(Extracts from a graphics dataset)
———
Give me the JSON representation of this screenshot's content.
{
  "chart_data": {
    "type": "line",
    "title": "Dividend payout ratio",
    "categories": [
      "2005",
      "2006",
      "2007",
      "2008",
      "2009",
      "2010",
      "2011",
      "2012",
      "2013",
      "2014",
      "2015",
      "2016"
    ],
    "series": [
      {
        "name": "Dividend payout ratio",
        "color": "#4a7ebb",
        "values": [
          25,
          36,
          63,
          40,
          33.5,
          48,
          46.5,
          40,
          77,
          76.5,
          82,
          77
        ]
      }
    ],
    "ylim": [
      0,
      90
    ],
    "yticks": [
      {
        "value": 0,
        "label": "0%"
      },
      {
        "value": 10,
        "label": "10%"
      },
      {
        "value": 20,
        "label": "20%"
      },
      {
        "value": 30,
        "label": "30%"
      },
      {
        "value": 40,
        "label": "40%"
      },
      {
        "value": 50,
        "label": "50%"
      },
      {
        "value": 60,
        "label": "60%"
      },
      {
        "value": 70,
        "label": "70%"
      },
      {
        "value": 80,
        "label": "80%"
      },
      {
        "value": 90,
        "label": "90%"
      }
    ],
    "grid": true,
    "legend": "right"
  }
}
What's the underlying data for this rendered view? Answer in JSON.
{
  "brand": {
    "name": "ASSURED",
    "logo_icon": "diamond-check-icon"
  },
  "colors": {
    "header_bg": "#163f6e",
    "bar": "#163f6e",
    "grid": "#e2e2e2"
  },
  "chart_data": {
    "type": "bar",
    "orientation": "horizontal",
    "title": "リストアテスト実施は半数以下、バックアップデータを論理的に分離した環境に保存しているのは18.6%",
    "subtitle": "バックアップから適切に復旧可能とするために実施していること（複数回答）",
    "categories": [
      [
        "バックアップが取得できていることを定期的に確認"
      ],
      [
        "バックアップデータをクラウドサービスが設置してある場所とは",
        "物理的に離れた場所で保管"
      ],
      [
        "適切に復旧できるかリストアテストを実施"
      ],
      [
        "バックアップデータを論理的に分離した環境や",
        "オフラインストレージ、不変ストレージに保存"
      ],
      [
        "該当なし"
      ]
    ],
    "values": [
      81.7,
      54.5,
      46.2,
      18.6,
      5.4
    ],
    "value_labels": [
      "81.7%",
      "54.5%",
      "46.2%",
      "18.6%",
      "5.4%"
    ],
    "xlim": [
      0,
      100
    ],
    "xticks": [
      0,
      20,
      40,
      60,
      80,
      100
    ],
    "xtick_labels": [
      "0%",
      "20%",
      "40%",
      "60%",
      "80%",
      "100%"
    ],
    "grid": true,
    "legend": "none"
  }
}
———
Extract all of the data above and output it character for character.

### Response to this exercise
Give me the JSON representation of this screenshot's content.
{
  "chart_data": {
    "type": "line",
    "title": "Dividend payout ratio",
    "categories": [
      "2005",
      "2006",
      "2007",
      "2008",
      "2009",
      "2010",
      "2011",
      "2012",
      "2013",
      "2014",
      "2015",
      "2016"
    ],
    "series": [
      {
        "name": "Dividend payout ratio",
        "color": "#4a7ebb",
        "values": [
          25,
          36,
          63,
          40,
          33.5,
          48,
          46.5,
          40,
          77,
          76.5,
          82,
          77
        ]
      }
    ],
    "ylim": [
      0,
      90
    ],
    "yticks": [
      {
        "value": 0,
        "label": "0%"
      },
      {
        "value": 10,
        "label": "10%"
      },
      {
        "value": 20,
        "label": "20%"
      },
      {
        "value": 30,
        "label": "30%"
      },
      {
        "value": 40,
        "label": "40%"
      },
      {
        "value": 50,
        "label": "50%"
      },
      {
        "value": 60,
        "label": "60%"
      },
      {
        "value": 70,
        "label": "70%"
      },
      {
        "value": 80,
        "label": "80%"
      },
      {
        "value": 90,
        "label": "90%"
      }
    ],
    "grid": true,
    "legend": "right"
  }
}
What's the underlying data for this rendered view? Answer in JSON.
{
  "brand": {
    "name": "ASSURED",
    "logo_icon": "diamond-check-icon"
  },
  "colors": {
    "header_bg": "#163f6e",
    "bar": "#163f6e",
    "grid": "#e2e2e2"
  },
  "chart_data": {
    "type": "bar",
    "orientation": "horizontal",
    "title": "リストアテスト実施は半数以下、バックアップデータを論理的に分離した環境に保存しているのは18.6%",
    "subtitle": "バックアップから適切に復旧可能とするために実施していること（複数回答）",
    "categories": [
      [
        "バックアップが取得できていることを定期的に確認"
      ],
      [
        "バックアップデータをクラウドサービスが設置してある場所とは",
        "物理的に離れた場所で保管"
      ],
      [
        "適切に復旧できるかリストアテストを実施"
      ],
      [
        "バックアップデータを論理的に分離した環境や",
        "オフラインストレージ、不変ストレージに保存"
      ],
      [
        "該当なし"
      ]
    ],
    "values": [
      81.7,
      54.5,
      46.2,
      18.6,
      5.4
    ],
    "value_labels": [
      "81.7%",
      "54.5%",
      "46.2%",
      "18.6%",
      "5.4%"
    ],
    "xlim": [
      0,
      100
    ],
    "xticks": [
      0,
      20,
      40,
      60,
      80,
      100
    ],
    "xtick_labels": [
      "0%",
      "20%",
      "40%",
      "60%",
      "80%",
      "100%"
    ],
    "grid": true,
    "legend": "none"
  }
}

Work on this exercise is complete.